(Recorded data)

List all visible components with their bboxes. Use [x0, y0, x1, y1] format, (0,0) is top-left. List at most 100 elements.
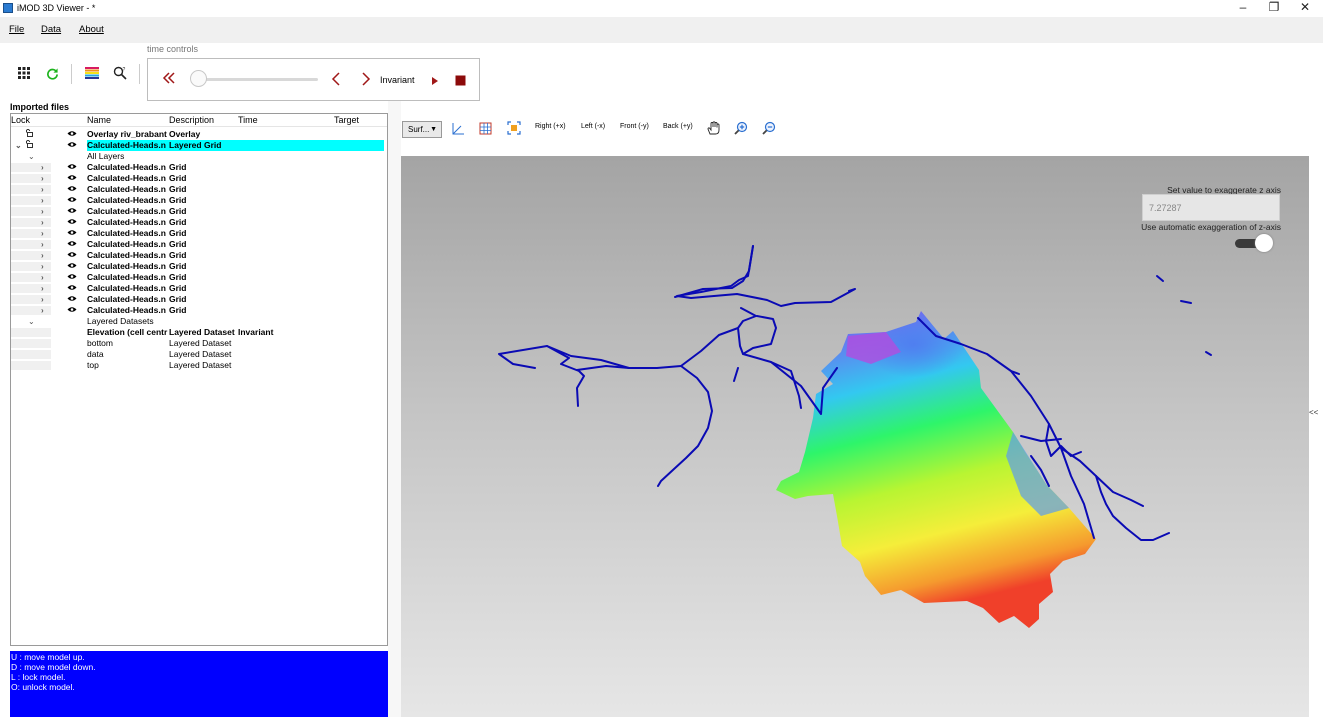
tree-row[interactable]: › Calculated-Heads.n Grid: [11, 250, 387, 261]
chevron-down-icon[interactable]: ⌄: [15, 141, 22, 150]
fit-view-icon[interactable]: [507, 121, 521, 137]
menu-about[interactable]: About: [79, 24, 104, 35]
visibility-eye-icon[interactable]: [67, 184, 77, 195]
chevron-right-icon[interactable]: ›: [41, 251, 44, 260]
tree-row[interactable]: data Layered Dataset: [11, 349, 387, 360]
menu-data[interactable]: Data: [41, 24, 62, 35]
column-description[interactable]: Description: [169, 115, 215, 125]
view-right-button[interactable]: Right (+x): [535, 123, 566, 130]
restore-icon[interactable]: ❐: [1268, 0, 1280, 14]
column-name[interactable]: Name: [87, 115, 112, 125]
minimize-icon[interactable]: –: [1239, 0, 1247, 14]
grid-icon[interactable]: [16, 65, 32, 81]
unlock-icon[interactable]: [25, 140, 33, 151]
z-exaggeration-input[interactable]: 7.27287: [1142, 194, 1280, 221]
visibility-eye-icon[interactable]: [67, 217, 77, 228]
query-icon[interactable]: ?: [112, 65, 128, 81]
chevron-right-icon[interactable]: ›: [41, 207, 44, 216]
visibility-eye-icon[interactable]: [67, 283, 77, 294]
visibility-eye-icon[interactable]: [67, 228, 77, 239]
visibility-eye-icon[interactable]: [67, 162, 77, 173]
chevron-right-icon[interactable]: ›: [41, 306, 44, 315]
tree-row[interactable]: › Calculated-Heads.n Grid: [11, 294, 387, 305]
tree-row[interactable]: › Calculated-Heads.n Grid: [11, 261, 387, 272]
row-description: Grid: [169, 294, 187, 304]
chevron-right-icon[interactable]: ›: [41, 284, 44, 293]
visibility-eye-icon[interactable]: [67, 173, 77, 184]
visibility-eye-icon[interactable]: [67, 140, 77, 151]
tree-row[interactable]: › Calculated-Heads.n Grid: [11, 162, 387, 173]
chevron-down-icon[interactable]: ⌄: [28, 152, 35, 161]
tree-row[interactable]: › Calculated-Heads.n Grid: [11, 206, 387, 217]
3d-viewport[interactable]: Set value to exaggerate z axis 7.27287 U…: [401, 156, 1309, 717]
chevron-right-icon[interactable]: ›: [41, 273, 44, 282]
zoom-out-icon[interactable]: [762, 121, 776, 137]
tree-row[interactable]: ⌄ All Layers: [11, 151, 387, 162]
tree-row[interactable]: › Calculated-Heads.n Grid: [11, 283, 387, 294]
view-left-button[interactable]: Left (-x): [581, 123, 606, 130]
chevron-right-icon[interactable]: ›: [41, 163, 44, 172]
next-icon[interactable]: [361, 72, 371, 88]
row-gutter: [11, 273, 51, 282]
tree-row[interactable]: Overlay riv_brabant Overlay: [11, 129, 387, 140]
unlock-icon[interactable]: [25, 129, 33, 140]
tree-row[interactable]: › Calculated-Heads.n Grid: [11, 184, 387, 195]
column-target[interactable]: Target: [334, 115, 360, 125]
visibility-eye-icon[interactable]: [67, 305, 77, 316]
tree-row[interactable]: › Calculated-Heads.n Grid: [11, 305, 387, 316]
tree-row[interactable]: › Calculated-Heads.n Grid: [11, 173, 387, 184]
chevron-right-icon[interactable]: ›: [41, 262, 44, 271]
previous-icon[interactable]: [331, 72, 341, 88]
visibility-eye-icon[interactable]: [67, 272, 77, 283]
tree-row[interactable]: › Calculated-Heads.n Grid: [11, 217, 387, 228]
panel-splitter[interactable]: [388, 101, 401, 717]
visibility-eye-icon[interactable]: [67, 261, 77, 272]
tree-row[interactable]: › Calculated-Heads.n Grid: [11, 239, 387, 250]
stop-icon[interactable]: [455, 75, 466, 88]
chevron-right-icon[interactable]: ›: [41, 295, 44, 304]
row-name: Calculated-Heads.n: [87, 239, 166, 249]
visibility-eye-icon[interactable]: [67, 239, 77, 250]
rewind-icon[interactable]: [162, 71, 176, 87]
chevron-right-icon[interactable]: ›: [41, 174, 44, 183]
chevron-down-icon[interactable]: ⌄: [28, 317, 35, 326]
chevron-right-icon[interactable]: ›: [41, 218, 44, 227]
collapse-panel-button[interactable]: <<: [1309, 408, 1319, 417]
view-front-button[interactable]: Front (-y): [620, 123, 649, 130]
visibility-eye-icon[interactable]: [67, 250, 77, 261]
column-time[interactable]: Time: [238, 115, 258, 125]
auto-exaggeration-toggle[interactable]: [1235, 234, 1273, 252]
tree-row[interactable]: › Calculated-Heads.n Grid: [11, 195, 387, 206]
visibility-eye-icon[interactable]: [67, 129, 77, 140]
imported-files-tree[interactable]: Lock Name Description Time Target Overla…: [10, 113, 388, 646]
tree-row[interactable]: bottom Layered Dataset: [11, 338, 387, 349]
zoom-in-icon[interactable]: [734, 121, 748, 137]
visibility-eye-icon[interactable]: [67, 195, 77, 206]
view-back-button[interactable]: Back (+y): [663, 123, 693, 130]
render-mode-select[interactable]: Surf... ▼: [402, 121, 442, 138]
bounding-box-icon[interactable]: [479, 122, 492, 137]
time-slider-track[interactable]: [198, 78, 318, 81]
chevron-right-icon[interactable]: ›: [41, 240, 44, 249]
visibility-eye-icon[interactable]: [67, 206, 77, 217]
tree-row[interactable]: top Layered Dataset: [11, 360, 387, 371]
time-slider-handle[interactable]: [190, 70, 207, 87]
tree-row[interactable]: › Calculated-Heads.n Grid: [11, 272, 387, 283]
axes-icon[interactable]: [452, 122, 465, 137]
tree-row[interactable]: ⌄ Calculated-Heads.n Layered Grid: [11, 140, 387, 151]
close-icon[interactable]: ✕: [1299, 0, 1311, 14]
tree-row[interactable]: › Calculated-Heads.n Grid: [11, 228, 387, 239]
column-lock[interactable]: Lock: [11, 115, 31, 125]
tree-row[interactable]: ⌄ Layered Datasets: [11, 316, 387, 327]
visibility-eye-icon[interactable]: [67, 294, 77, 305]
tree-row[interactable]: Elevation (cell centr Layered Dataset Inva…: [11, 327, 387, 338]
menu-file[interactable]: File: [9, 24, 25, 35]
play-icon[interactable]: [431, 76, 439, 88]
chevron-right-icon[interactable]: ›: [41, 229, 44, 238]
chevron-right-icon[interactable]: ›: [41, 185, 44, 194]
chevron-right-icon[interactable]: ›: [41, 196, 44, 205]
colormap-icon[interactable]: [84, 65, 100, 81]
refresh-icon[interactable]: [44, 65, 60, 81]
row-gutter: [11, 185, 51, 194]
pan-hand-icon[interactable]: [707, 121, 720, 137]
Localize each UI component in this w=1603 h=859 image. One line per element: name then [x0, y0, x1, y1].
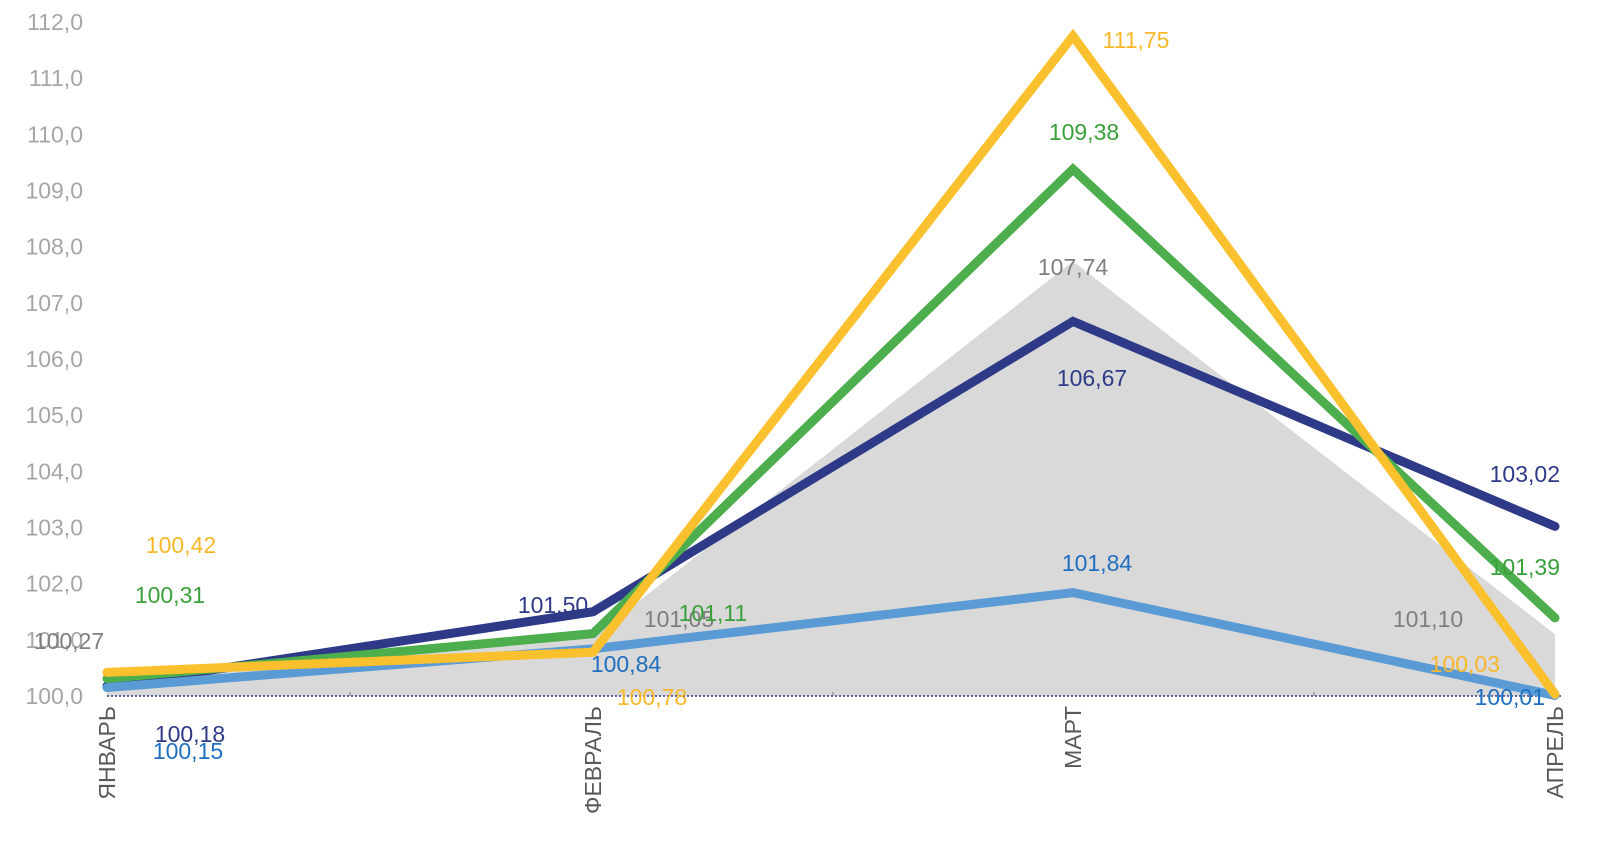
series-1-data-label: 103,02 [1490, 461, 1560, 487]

- **Your instructions**
Repeat every line of the records above word for word, leaving out the pictures.

- **Answer to the task**
List all visible components with their bboxes. Use [x0, y0, x1, y1] format, (0,0) is top-left. List at most 100 elements.
tree-row[interactable]: › Calculated-Heads.n Grid: [11, 250, 387, 261]
chevron-down-icon[interactable]: ⌄: [15, 141, 22, 150]
fit-view-icon[interactable]: [507, 121, 521, 137]
menu-about[interactable]: About: [79, 24, 104, 35]
visibility-eye-icon[interactable]: [67, 184, 77, 195]
chevron-right-icon[interactable]: ›: [41, 251, 44, 260]
tree-row[interactable]: data Layered Dataset: [11, 349, 387, 360]
menu-data[interactable]: Data: [41, 24, 62, 35]
column-description[interactable]: Description: [169, 115, 215, 125]
view-right-button[interactable]: Right (+x): [535, 123, 566, 130]
restore-icon[interactable]: ❐: [1268, 0, 1280, 14]
column-name[interactable]: Name: [87, 115, 112, 125]
minimize-icon[interactable]: –: [1239, 0, 1247, 14]
grid-icon[interactable]: [16, 65, 32, 81]
unlock-icon[interactable]: [25, 140, 33, 151]
z-exaggeration-input[interactable]: 7.27287: [1142, 194, 1280, 221]
visibility-eye-icon[interactable]: [67, 217, 77, 228]
query-icon[interactable]: ?: [112, 65, 128, 81]
chevron-right-icon[interactable]: ›: [41, 207, 44, 216]
visibility-eye-icon[interactable]: [67, 283, 77, 294]
visibility-eye-icon[interactable]: [67, 228, 77, 239]
visibility-eye-icon[interactable]: [67, 162, 77, 173]
chevron-right-icon[interactable]: ›: [41, 306, 44, 315]
tree-row[interactable]: › Calculated-Heads.n Grid: [11, 294, 387, 305]
tree-row[interactable]: › Calculated-Heads.n Grid: [11, 261, 387, 272]
row-description: Grid: [169, 294, 187, 304]
chevron-right-icon[interactable]: ›: [41, 284, 44, 293]
visibility-eye-icon[interactable]: [67, 173, 77, 184]
visibility-eye-icon[interactable]: [67, 140, 77, 151]
tree-row[interactable]: › Calculated-Heads.n Grid: [11, 162, 387, 173]
chevron-down-icon[interactable]: ⌄: [28, 152, 35, 161]
tree-row[interactable]: › Calculated-Heads.n Grid: [11, 206, 387, 217]
3d-viewport[interactable]: Set value to exaggerate z axis 7.27287 U…: [401, 156, 1309, 717]
chevron-right-icon[interactable]: ›: [41, 273, 44, 282]
zoom-out-icon[interactable]: [762, 121, 776, 137]
tree-row[interactable]: ⌄ All Layers: [11, 151, 387, 162]
tree-row[interactable]: › Calculated-Heads.n Grid: [11, 283, 387, 294]
view-left-button[interactable]: Left (-x): [581, 123, 606, 130]
chevron-right-icon[interactable]: ›: [41, 163, 44, 172]
next-icon[interactable]: [361, 72, 371, 88]
row-gutter: [11, 273, 51, 282]
tree-row[interactable]: Overlay riv_brabant Overlay: [11, 129, 387, 140]
unlock-icon[interactable]: [25, 129, 33, 140]
tree-row[interactable]: › Calculated-Heads.n Grid: [11, 184, 387, 195]
column-target[interactable]: Target: [334, 115, 360, 125]
visibility-eye-icon[interactable]: [67, 305, 77, 316]
tree-row[interactable]: › Calculated-Heads.n Grid: [11, 305, 387, 316]
tree-row[interactable]: › Calculated-Heads.n Grid: [11, 173, 387, 184]
chevron-right-icon[interactable]: ›: [41, 262, 44, 271]
previous-icon[interactable]: [331, 72, 341, 88]
visibility-eye-icon[interactable]: [67, 272, 77, 283]
tree-row[interactable]: › Calculated-Heads.n Grid: [11, 217, 387, 228]
panel-splitter[interactable]: [388, 101, 401, 717]
visibility-eye-icon[interactable]: [67, 261, 77, 272]
tree-row[interactable]: › Calculated-Heads.n Grid: [11, 239, 387, 250]
stop-icon[interactable]: [455, 75, 466, 88]
chevron-right-icon[interactable]: ›: [41, 295, 44, 304]
row-name: Calculated-Heads.n: [87, 239, 166, 249]
visibility-eye-icon[interactable]: [67, 239, 77, 250]
rewind-icon[interactable]: [162, 71, 176, 87]
chevron-right-icon[interactable]: ›: [41, 174, 44, 183]
chevron-down-icon[interactable]: ⌄: [28, 317, 35, 326]
chevron-right-icon[interactable]: ›: [41, 218, 44, 227]
collapse-panel-button[interactable]: <<: [1309, 408, 1319, 417]
view-front-button[interactable]: Front (-y): [620, 123, 649, 130]
visibility-eye-icon[interactable]: [67, 250, 77, 261]
column-time[interactable]: Time: [238, 115, 258, 125]
auto-exaggeration-toggle[interactable]: [1235, 234, 1273, 252]
tree-row[interactable]: › Calculated-Heads.n Grid: [11, 195, 387, 206]
visibility-eye-icon[interactable]: [67, 129, 77, 140]
imported-files-tree[interactable]: Lock Name Description Time Target Overla…: [10, 113, 388, 646]
tree-row[interactable]: bottom Layered Dataset: [11, 338, 387, 349]
zoom-in-icon[interactable]: [734, 121, 748, 137]
visibility-eye-icon[interactable]: [67, 195, 77, 206]
view-back-button[interactable]: Back (+y): [663, 123, 693, 130]
render-mode-select[interactable]: Surf... ▼: [402, 121, 442, 138]
bounding-box-icon[interactable]: [479, 122, 492, 137]
time-slider-track[interactable]: [198, 78, 318, 81]
chevron-right-icon[interactable]: ›: [41, 240, 44, 249]
visibility-eye-icon[interactable]: [67, 206, 77, 217]
tree-row[interactable]: top Layered Dataset: [11, 360, 387, 371]
time-slider-handle[interactable]: [190, 70, 207, 87]
tree-row[interactable]: › Calculated-Heads.n Grid: [11, 272, 387, 283]
axes-icon[interactable]: [452, 122, 465, 137]
tree-row[interactable]: ⌄ Calculated-Heads.n Layered Grid: [11, 140, 387, 151]
close-icon[interactable]: ✕: [1299, 0, 1311, 14]
tree-row[interactable]: › Calculated-Heads.n Grid: [11, 228, 387, 239]
column-lock[interactable]: Lock: [11, 115, 31, 125]
tree-row[interactable]: ⌄ Layered Datasets: [11, 316, 387, 327]
visibility-eye-icon[interactable]: [67, 294, 77, 305]
tree-row[interactable]: Elevation (cell centr Layered Dataset Inva…: [11, 327, 387, 338]
menu-file[interactable]: File: [9, 24, 25, 35]
play-icon[interactable]: [431, 76, 439, 88]
chevron-right-icon[interactable]: ›: [41, 229, 44, 238]
chevron-right-icon[interactable]: ›: [41, 185, 44, 194]
chevron-right-icon[interactable]: ›: [41, 196, 44, 205]
colormap-icon[interactable]: [84, 65, 100, 81]
refresh-icon[interactable]: [44, 65, 60, 81]
row-gutter: [11, 185, 51, 194]
pan-hand-icon[interactable]: [707, 121, 720, 137]
Localize each UI component in this w=1603 h=859 image. One line per element: name then [x0, y0, x1, y1].
series-1-data-label: 103,02 [1490, 461, 1560, 487]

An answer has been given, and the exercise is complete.